Die Sportfreunde Düren haben sich für 96 engagierte Minuten nicht belohnt. Mit einem Last-Second-Gegentreffer verloren sie ihr Heimspiel in der Fußball-Mittelrheinliga gegen Blau-Weiß Königsdorf mit 2:3.
„Es ist einfach passend zu dieser Spielzeit“, lautete der erste Kommentar von Sportfreunde-Coach Marcel Demircan. Er musste sich von seinem Stuhl aus anschauen, wie die Königsdorfer mit Siegerbild die drei Punkte in Düren feierten. Aber die Sportfreunde hätten die Mannschaft sein sollen, die den Sieg hätte feiern können.
Auf dem großen Naturrasen gehörte die Anfangsphase den Gästen. Viermal kamen sie gefährlich vor das gegnerische Tor. Dürens Keeper Philipp Müller musste nur einmal sein Können zeigen, denn der Gast war im Strafraum zu verspielt und suchte zu wenig die Abschlüsse.
Wie Effizienz in Halbzeit eins geht, zeigte Demircans Elf. Hagen Blohm setzte sich auf der linken Seite durch. Seine flache Flanke vollendete Marcel Reisgies zum 1:0 (28.). Es war die erste und einzige Chance der Sportfreunde, die sich damit die Pausenführung sicherten.
Je länger das Spiel dauerte, umso mehr verdienten sich Demircans Spieler diesen Vorsprung. Sie rannten konsequent an, verteidigten im Verbund und erspielten sich in Abschnitt zwei vermehrt Torchancen. Eine Ecke verlängerte Reisgies am ersten Pfosten, am zweiten verpasste aber Xhelal Kurtaliqi knapp. Raiju Obuchi setzte seinen Abschluss nach Flanke von Paul Filatov zu zentral, und bei Blohms Schuss musste sich der Gästekeeper strecken.

● **AUFGABENBESCHREIBUNG**
Greife den Spielbericht über die Partie der Sportfreunde Düren gegen Blau-Weiß Königsdorf nach seinem letzten Satz auf und schreibe ihn weiter.

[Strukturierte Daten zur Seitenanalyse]
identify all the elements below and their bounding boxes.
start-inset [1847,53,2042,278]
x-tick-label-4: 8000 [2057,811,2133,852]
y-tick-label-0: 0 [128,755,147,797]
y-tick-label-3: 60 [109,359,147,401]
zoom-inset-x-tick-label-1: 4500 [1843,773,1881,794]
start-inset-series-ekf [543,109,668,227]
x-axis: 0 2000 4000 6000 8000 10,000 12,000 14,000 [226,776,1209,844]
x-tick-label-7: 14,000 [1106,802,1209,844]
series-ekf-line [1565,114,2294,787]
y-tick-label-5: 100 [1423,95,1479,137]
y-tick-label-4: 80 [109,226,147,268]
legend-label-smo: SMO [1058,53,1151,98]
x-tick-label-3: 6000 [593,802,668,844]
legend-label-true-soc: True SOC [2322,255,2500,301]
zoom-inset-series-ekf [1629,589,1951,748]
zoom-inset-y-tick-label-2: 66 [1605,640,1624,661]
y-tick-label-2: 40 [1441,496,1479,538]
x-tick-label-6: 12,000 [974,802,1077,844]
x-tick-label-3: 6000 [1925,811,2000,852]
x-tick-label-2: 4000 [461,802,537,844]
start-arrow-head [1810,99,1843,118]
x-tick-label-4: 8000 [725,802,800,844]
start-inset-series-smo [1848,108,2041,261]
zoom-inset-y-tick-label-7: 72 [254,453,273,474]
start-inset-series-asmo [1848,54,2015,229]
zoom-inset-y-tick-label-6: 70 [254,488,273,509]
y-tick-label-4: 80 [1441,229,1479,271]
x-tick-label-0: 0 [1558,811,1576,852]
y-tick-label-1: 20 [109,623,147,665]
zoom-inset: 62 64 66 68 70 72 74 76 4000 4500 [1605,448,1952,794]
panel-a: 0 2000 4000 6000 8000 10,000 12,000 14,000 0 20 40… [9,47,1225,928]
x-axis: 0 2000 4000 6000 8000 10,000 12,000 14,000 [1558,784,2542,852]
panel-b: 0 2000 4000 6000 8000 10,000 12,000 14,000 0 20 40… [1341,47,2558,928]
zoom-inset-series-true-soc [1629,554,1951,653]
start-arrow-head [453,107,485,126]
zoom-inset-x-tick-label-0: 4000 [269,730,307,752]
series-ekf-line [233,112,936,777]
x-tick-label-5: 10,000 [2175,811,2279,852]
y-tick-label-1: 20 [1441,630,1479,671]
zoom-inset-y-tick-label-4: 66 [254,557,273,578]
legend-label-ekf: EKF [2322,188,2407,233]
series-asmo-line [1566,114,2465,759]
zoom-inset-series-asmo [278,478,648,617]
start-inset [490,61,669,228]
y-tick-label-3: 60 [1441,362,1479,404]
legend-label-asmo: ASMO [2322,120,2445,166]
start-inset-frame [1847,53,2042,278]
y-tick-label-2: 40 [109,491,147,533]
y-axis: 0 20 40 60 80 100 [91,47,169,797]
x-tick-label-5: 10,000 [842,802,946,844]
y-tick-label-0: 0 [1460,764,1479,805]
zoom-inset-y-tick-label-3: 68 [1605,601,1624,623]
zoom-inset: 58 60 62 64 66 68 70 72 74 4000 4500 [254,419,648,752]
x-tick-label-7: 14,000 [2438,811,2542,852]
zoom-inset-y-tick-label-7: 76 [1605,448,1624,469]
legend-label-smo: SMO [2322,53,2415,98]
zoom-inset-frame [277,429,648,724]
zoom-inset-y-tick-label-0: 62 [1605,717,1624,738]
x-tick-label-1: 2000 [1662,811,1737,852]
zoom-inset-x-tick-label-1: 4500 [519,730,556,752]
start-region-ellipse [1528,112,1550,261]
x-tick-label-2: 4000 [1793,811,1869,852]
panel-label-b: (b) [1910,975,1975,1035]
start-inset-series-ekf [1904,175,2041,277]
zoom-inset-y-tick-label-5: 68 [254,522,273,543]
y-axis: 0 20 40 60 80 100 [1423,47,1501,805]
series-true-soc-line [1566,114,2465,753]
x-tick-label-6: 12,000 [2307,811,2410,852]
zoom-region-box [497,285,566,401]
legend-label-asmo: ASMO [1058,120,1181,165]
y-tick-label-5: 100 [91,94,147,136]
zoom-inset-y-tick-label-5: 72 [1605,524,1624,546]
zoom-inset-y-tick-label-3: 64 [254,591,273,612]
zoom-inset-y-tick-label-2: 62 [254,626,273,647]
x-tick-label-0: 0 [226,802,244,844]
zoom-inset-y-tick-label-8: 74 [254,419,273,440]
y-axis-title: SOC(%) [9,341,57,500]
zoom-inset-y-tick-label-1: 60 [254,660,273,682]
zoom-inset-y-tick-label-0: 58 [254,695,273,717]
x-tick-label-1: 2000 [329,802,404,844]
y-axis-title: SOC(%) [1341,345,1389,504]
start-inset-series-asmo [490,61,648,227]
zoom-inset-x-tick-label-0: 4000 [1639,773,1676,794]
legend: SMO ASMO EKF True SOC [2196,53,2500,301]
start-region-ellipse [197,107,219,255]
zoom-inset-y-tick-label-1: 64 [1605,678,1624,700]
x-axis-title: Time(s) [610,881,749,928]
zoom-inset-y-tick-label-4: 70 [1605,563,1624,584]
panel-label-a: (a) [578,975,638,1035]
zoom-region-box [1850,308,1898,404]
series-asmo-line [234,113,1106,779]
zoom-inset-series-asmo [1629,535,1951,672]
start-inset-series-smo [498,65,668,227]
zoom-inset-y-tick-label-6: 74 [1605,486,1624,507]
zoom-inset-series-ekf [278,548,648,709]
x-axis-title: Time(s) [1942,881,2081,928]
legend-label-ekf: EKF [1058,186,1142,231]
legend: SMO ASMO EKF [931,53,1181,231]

● **LÖSUNG DER AUFGABE**
Königsdorf, das sehr schnell umschaltete, blieb brandgefährlich. Nach einem Ballverlust klärten Kurtaliqi und Luca Bergstreiser in höchster Not zur Ecke. Diese konnte nicht weit genug abgewehrt werden, und den zweiten Flankenball nutzte Oliver Ploch zum Ausgleich (68.).
Die Spieler vom Grüngürtel kamen nicht aus dem Tritt. Einen Freistoß aus 18 Metern setzte Dominik Klepgen unten in die Ecke zur erneuten Führung (77.). In der Folge hätten die Hausherren das 3:1 nachlegen müssen. Entweder war der Schuss zu unplatziert, der bessere Mann wurde in der Mitte nicht gefunden oder es war wie beim Abschluss von Hiroto Yamashita Pech dabei, dass der Keeper den Ball vor der Linie mit dem Fuß abwehren konnte.
„Der Unterschied war die offensive Qualität“, lautete die präzise Analyse von Demircan. Nach einer Flanke von links köpfte Taimu Nonaka den Ausgleich (90.). In der vierten von fünf angezeigten Nachspielminuten musste Torschütze Klepgen, der stark spielte, mit Gelb-Rot runter. Königsdorf blieb am Drücker, und der letzte Schuss von Kapitän Noah Kürmali ging über den Pfosten ins Tor (90.+6).